STATED EXERCISE>
All of the material below is to be returned exactly.

-- START --

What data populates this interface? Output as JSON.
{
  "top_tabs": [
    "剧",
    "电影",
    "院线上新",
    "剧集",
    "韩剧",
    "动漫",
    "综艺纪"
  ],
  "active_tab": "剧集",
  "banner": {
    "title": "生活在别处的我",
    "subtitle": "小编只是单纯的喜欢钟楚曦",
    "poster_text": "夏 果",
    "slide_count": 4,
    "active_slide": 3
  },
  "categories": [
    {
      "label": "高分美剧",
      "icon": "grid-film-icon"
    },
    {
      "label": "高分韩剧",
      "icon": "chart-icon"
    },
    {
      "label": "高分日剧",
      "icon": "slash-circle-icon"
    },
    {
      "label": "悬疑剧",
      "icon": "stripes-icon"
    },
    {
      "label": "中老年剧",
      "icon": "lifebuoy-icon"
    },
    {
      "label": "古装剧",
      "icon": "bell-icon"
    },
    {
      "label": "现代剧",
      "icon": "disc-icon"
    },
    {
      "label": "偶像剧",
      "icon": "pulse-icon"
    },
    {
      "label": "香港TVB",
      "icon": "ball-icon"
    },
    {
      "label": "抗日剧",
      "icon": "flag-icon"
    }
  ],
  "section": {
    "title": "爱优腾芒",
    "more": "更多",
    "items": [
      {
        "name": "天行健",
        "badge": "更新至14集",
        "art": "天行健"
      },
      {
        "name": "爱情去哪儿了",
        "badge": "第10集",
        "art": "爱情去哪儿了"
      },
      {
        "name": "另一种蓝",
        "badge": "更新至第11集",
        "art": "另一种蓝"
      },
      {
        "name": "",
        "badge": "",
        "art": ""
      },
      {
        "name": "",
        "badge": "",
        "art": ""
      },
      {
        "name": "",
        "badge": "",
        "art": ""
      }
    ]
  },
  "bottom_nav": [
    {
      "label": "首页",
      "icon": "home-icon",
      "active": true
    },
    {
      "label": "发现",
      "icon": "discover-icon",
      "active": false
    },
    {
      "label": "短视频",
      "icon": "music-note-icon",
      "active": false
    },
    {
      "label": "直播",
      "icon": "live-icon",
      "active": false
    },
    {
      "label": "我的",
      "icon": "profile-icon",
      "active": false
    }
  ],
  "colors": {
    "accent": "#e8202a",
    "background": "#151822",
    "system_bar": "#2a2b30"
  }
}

-- END --

IN RESPONSE>
What data populates this interface? Output as JSON.
{
  "top_tabs": [
    "剧",
    "电影",
    "院线上新",
    "剧集",
    "韩剧",
    "动漫",
    "综艺纪"
  ],
  "active_tab": "剧集",
  "banner": {
    "title": "生活在别处的我",
    "subtitle": "小编只是单纯的喜欢钟楚曦",
    "poster_text": "夏 果",
    "slide_count": 4,
    "active_slide": 3
  },
  "categories": [
    {
      "label": "高分美剧",
      "icon": "grid-film-icon"
    },
    {
      "label": "高分韩剧",
      "icon": "chart-icon"
    },
    {
      "label": "高分日剧",
      "icon": "slash-circle-icon"
    },
    {
      "label": "悬疑剧",
      "icon": "stripes-icon"
    },
    {
      "label": "中老年剧",
      "icon": "lifebuoy-icon"
    },
    {
      "label": "古装剧",
      "icon": "bell-icon"
    },
    {
      "label": "现代剧",
      "icon": "disc-icon"
    },
    {
      "label": "偶像剧",
      "icon": "pulse-icon"
    },
    {
      "label": "香港TVB",
      "icon": "ball-icon"
    },
    {
      "label": "抗日剧",
      "icon": "flag-icon"
    }
  ],
  "section": {
    "title": "爱优腾芒",
    "more": "更多",
    "items": [
      {
        "name": "天行健",
        "badge": "更新至14集",
        "art": "天行健"
      },
      {
        "name": "爱情去哪儿了",
        "badge": "第10集",
        "art": "爱情去哪儿了"
      },
      {
        "name": "另一种蓝",
        "badge": "更新至第11集",
        "art": "另一种蓝"
      },
      {
        "name": "",
        "badge": "",
        "art": ""
      },
      {
        "name": "",
        "badge": "",
        "art": ""
      },
      {
        "name": "",
        "badge": "",
        "art": ""
      }
    ]
  },
  "bottom_nav": [
    {
      "label": "首页",
      "icon": "home-icon",
      "active": true
    },
    {
      "label": "发现",
      "icon": "discover-icon",
      "active": false
    },
    {
      "label": "短视频",
      "icon": "music-note-icon",
      "active": false
    },
    {
      "label": "直播",
      "icon": "live-icon",
      "active": false
    },
    {
      "label": "我的",
      "icon": "profile-icon",
      "active": false
    }
  ],
  "colors": {
    "accent": "#e8202a",
    "background": "#151822",
    "system_bar": "#2a2b30"
  }
}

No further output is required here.